Every line below that contains "screenshot" is to be copied.

***** Data records

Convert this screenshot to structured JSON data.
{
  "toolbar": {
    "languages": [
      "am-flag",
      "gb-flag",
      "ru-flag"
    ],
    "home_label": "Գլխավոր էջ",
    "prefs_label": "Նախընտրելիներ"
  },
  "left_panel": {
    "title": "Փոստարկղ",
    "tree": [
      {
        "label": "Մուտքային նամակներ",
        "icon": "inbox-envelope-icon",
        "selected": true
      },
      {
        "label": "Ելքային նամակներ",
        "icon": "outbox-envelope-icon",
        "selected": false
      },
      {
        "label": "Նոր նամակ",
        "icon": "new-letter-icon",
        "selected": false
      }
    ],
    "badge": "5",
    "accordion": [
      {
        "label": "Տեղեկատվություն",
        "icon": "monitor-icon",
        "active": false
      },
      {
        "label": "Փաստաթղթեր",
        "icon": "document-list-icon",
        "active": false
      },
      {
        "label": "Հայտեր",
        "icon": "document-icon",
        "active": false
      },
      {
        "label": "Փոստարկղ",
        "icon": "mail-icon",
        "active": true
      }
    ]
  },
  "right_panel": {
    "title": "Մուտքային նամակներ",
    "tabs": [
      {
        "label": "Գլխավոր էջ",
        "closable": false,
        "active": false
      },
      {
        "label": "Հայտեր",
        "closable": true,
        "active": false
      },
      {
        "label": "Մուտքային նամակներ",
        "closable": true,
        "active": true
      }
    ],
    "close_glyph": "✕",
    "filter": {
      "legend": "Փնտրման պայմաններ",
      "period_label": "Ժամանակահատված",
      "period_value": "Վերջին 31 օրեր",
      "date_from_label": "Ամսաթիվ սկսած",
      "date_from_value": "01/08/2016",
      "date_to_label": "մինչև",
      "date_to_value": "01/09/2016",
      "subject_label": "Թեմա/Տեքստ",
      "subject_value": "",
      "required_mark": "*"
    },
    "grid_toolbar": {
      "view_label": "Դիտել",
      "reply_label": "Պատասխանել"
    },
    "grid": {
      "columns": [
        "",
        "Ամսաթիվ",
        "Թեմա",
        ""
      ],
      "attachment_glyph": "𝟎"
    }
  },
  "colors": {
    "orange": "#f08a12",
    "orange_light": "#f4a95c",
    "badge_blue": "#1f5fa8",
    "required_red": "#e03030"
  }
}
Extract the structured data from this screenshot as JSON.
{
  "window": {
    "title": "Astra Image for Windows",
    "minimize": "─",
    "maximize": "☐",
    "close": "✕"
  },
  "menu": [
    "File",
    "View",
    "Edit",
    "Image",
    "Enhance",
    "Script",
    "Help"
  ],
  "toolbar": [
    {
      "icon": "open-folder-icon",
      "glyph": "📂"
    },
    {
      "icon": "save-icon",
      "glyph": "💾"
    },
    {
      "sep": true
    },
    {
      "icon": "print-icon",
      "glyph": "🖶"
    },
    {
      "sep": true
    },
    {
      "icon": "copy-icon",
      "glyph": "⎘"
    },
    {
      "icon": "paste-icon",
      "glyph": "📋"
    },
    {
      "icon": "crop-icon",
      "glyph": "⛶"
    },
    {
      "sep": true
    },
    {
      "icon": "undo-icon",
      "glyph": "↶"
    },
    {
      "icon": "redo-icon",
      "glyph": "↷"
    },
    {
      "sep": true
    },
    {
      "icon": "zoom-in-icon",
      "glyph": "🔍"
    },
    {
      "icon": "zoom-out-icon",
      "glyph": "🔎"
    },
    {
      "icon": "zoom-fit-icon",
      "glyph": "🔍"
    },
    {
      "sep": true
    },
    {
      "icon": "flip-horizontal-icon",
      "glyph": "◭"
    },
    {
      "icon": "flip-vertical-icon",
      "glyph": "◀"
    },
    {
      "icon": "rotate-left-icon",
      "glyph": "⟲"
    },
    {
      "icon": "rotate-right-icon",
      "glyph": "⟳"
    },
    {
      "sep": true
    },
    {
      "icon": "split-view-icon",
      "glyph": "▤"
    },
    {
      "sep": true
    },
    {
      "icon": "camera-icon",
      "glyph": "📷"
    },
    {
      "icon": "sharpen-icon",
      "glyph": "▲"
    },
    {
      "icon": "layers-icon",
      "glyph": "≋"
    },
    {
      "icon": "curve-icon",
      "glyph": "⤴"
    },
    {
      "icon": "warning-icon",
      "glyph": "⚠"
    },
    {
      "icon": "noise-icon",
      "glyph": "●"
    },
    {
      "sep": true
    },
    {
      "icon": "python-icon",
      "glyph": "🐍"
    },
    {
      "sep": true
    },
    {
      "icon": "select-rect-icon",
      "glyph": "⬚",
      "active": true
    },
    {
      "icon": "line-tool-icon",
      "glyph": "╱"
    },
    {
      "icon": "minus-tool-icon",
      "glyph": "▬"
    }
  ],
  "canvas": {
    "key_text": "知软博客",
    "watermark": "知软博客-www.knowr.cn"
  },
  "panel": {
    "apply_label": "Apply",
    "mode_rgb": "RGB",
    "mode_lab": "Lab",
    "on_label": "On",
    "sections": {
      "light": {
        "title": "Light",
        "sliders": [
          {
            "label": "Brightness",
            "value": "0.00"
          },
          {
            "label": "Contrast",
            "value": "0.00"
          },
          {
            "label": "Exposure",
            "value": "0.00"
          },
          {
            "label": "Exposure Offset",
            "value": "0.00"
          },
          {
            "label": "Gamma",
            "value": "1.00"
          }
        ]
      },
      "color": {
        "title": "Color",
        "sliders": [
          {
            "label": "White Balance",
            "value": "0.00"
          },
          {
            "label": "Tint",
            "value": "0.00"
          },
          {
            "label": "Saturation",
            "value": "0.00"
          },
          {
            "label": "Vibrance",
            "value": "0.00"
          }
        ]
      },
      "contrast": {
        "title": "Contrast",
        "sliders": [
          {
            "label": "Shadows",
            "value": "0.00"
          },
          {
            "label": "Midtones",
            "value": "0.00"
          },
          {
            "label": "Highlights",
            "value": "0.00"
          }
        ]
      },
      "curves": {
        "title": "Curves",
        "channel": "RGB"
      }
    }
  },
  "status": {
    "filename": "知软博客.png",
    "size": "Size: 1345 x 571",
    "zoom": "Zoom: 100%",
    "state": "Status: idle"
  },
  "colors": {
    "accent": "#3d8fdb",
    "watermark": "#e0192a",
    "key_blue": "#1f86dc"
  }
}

**********

**The response**
Convert this screenshot to structured JSON data.
Extract the structured data from this screenshot as JSON.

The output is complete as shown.